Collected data
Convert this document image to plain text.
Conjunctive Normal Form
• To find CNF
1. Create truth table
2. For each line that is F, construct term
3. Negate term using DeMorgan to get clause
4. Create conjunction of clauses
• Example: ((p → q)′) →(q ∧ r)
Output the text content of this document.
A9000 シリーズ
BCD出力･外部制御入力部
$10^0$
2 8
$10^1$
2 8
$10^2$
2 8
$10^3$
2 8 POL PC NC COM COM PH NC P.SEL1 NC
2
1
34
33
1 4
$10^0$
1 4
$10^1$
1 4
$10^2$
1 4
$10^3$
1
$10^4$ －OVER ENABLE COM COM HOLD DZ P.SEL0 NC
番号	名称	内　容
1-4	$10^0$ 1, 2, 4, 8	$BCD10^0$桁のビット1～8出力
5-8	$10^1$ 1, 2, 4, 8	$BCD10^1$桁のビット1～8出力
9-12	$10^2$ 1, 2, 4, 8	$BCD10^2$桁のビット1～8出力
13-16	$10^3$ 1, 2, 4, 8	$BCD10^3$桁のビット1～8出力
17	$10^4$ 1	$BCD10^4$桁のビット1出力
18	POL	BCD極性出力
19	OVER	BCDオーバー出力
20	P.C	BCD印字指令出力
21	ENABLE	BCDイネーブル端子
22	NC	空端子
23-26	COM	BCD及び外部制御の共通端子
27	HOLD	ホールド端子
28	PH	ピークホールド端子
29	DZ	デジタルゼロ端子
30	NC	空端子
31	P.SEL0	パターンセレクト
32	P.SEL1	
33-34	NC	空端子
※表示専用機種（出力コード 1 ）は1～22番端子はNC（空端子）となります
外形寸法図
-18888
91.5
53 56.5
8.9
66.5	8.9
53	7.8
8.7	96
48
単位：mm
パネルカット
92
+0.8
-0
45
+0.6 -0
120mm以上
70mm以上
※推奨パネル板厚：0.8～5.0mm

### Stated exercise
Report how many lines of the data contain the word "Create", using the number alone.

### Task output
2